----- Data shown -----

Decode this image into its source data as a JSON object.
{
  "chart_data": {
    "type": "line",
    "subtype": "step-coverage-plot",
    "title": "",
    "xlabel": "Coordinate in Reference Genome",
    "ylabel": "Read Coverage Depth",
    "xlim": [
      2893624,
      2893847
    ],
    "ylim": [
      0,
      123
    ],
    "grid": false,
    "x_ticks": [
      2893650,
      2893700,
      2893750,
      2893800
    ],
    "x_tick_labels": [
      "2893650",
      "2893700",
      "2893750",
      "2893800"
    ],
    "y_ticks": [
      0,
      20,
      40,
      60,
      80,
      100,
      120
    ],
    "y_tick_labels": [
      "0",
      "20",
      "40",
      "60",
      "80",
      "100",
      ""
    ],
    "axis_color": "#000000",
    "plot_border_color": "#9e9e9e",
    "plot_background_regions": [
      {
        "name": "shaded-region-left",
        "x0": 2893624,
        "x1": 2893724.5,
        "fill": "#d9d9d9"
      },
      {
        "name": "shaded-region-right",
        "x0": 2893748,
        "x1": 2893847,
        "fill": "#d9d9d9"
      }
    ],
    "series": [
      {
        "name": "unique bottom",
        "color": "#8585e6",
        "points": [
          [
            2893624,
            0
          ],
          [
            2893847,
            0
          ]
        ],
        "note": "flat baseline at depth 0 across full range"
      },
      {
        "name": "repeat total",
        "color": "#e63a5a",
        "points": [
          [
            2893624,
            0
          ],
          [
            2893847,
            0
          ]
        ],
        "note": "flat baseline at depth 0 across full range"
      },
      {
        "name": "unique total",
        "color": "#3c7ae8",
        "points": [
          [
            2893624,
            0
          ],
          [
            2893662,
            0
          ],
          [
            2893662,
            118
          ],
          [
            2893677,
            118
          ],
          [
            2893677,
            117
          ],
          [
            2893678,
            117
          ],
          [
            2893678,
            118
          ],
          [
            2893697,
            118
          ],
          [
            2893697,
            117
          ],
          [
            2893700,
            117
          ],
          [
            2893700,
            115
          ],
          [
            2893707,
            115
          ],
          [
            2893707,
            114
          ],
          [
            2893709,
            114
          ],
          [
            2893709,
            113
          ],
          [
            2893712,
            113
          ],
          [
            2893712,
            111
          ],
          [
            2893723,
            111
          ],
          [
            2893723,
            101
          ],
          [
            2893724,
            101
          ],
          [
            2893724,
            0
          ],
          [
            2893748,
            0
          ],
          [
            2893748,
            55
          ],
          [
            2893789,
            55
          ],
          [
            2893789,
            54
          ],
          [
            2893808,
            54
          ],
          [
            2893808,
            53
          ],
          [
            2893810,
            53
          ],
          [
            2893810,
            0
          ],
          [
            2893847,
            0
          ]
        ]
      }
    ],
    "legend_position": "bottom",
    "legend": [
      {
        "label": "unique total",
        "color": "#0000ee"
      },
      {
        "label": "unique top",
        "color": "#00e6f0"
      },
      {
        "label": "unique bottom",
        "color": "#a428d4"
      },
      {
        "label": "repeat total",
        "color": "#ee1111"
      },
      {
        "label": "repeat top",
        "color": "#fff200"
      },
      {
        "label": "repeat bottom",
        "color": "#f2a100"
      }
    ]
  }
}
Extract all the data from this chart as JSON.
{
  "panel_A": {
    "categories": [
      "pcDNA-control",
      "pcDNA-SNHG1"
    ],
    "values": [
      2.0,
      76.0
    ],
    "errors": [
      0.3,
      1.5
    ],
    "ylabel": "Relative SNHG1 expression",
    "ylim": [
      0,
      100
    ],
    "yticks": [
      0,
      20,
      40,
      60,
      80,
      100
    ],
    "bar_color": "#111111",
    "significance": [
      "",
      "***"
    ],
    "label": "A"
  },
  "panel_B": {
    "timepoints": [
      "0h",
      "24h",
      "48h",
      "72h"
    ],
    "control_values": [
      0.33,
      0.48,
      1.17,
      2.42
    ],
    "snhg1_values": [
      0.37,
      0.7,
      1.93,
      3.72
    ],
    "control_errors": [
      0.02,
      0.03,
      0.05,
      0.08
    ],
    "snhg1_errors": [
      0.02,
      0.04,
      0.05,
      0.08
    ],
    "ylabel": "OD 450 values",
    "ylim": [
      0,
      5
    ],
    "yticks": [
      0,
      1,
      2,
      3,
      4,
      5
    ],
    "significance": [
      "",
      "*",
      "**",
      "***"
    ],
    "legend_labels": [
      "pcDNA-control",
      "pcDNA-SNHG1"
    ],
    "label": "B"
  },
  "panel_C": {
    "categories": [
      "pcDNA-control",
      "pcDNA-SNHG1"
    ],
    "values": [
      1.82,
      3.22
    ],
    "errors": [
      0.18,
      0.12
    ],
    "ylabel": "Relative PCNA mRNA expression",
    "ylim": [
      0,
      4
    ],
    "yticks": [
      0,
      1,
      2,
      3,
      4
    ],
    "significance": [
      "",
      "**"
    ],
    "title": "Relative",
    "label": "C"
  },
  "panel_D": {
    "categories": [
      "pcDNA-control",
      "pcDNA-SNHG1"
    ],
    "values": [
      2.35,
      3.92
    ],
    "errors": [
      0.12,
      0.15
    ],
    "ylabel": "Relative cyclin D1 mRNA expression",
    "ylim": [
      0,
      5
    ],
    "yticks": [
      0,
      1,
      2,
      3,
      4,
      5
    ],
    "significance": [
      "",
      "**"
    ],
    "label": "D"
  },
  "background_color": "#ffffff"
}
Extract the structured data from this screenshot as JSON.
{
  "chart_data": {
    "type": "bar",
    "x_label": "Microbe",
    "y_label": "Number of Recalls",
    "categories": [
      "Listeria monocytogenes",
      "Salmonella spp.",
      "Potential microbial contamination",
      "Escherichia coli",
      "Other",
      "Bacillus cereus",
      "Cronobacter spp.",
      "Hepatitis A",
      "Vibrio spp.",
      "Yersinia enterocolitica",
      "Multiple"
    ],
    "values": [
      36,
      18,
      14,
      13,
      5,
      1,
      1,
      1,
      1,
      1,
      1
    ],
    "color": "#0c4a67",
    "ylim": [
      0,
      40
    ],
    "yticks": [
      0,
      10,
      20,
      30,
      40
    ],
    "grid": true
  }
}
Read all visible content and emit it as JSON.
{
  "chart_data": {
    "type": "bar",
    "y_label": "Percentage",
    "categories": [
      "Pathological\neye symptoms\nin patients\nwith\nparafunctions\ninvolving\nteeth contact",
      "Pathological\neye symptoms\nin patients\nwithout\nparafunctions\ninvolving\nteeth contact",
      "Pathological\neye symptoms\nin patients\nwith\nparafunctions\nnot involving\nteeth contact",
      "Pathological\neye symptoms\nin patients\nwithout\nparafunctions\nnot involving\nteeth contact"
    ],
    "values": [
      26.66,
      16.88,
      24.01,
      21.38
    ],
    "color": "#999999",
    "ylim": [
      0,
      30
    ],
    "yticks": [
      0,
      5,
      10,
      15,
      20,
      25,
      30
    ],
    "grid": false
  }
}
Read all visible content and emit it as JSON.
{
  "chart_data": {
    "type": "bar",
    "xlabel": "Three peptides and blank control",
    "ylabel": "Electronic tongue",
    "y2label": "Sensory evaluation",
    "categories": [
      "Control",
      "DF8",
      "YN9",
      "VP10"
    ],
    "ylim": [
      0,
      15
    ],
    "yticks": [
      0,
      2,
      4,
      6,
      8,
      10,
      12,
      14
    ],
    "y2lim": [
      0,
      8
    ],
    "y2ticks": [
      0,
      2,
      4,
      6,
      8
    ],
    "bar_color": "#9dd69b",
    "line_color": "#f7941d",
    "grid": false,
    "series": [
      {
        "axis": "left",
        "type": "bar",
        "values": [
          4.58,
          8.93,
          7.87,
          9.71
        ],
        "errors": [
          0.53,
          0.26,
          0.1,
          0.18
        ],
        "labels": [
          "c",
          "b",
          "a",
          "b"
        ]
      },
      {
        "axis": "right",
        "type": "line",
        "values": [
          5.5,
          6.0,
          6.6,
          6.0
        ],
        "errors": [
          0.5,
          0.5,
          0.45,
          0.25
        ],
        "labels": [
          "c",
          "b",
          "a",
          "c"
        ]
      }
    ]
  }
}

-----

**What needs to be done**
Tell me how many lines of the data hold the word "JSON", giving only the number.

**Output**
5